Saved data entries:
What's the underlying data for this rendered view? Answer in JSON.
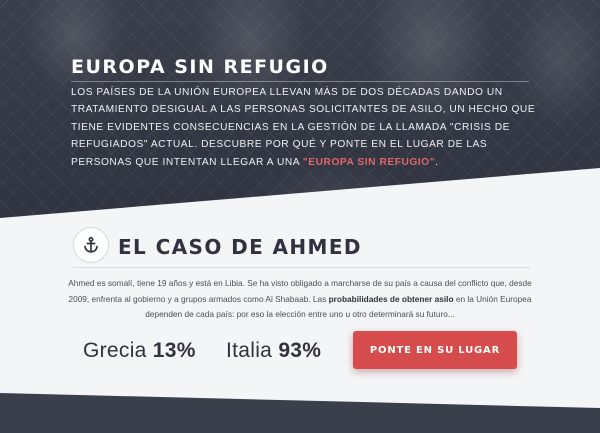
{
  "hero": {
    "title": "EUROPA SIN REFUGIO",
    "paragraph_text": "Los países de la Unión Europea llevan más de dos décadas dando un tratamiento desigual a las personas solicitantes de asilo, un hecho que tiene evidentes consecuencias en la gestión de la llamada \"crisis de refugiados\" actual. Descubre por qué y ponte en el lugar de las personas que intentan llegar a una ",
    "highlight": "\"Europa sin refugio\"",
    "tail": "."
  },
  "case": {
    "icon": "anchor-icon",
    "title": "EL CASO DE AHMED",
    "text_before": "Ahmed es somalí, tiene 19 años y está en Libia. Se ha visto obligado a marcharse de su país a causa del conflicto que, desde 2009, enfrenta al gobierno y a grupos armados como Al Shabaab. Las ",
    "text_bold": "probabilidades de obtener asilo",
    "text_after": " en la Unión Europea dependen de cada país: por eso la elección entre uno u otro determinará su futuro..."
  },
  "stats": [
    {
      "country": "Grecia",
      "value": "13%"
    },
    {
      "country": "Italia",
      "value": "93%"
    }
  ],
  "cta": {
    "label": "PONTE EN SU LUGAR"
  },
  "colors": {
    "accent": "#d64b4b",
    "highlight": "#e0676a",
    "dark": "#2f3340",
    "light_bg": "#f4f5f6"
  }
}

▸ Short exercise: Show each line of the listing that holds the string "title".

▸ Solution to this exercise:
    "title": "EUROPA SIN REFUGIO",
    "title": "EL CASO DE AHMED",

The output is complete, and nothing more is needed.